> [Directions for this task]
Everything in the listing should be restated word for word.

-*-*-

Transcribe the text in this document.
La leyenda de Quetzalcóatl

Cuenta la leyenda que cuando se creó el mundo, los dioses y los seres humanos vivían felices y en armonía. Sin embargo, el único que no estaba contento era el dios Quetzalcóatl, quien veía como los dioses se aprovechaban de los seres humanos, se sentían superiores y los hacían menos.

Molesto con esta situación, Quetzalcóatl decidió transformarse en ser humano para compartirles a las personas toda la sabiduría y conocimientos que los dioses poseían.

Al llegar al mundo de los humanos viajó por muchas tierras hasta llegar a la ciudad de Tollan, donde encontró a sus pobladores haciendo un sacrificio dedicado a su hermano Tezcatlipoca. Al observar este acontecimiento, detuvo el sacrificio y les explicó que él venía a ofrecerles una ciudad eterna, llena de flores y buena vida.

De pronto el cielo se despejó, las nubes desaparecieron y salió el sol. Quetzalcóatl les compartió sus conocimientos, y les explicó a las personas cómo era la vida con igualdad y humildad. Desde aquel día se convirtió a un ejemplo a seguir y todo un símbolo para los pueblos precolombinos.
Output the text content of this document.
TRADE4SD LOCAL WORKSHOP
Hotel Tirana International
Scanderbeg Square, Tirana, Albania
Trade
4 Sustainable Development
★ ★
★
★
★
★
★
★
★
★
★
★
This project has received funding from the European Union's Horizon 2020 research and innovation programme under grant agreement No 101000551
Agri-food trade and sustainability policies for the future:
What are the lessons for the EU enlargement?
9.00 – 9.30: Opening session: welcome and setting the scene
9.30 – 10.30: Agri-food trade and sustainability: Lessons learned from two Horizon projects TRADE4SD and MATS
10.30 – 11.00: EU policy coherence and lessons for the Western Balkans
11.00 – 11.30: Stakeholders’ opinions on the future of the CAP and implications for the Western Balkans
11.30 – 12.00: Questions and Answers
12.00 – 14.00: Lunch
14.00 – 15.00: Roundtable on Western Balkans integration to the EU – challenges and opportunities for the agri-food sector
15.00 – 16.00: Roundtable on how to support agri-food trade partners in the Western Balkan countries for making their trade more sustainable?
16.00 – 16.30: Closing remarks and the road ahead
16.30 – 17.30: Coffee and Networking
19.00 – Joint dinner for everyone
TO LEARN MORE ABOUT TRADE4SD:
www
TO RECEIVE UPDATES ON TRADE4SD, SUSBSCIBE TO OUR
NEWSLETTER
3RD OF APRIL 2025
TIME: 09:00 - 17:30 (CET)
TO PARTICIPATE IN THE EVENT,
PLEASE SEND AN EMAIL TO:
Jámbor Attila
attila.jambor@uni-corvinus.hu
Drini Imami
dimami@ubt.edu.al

-*-*-

> [Task answer]
Transcribe the text in this document.
La leyenda de Quetzalcóatl

Cuenta la leyenda que cuando se creó el mundo, los dioses y los seres humanos vivían felices y en armonía. Sin embargo, el único que no estaba contento era el dios Quetzalcóatl, quien veía como los dioses se aprovechaban de los seres humanos, se sentían superiores y los hacían menos.

Molesto con esta situación, Quetzalcóatl decidió transformarse en ser humano para compartirles a las personas toda la sabiduría y conocimientos que los dioses poseían.

Al llegar al mundo de los humanos viajó por muchas tierras hasta llegar a la ciudad de Tollan, donde encontró a sus pobladores haciendo un sacrificio dedicado a su hermano Tezcatlipoca. Al observar este acontecimiento, detuvo el sacrificio y les explicó que él venía a ofrecerles una ciudad eterna, llena de flores y buena vida.

De pronto el cielo se despejó, las nubes desaparecieron y salió el sol. Quetzalcóatl les compartió sus conocimientos, y les explicó a las personas cómo era la vida con igualdad y humildad. Desde aquel día se convirtió a un ejemplo a seguir y todo un símbolo para los pueblos precolombinos.
Output the text content of this document.
TRADE4SD LOCAL WORKSHOP
Hotel Tirana International
Scanderbeg Square, Tirana, Albania
Trade
4 Sustainable Development
★ ★
★
★
★
★
★
★
★
★
★
★
This project has received funding from the European Union's Horizon 2020 research and innovation programme under grant agreement No 101000551
Agri-food trade and sustainability policies for the future:
What are the lessons for the EU enlargement?
9.00 – 9.30: Opening session: welcome and setting the scene
9.30 – 10.30: Agri-food trade and sustainability: Lessons learned from two Horizon projects TRADE4SD and MATS
10.30 – 11.00: EU policy coherence and lessons for the Western Balkans
11.00 – 11.30: Stakeholders’ opinions on the future of the CAP and implications for the Western Balkans
11.30 – 12.00: Questions and Answers
12.00 – 14.00: Lunch
14.00 – 15.00: Roundtable on Western Balkans integration to the EU – challenges and opportunities for the agri-food sector
15.00 – 16.00: Roundtable on how to support agri-food trade partners in the Western Balkan countries for making their trade more sustainable?
16.00 – 16.30: Closing remarks and the road ahead
16.30 – 17.30: Coffee and Networking
19.00 – Joint dinner for everyone
TO LEARN MORE ABOUT TRADE4SD:
www
TO RECEIVE UPDATES ON TRADE4SD, SUSBSCIBE TO OUR
NEWSLETTER
3RD OF APRIL 2025
TIME: 09:00 - 17:30 (CET)
TO PARTICIPATE IN THE EVENT,
PLEASE SEND AN EMAIL TO:
Jámbor Attila
attila.jambor@uni-corvinus.hu
Drini Imami
dimami@ubt.edu.al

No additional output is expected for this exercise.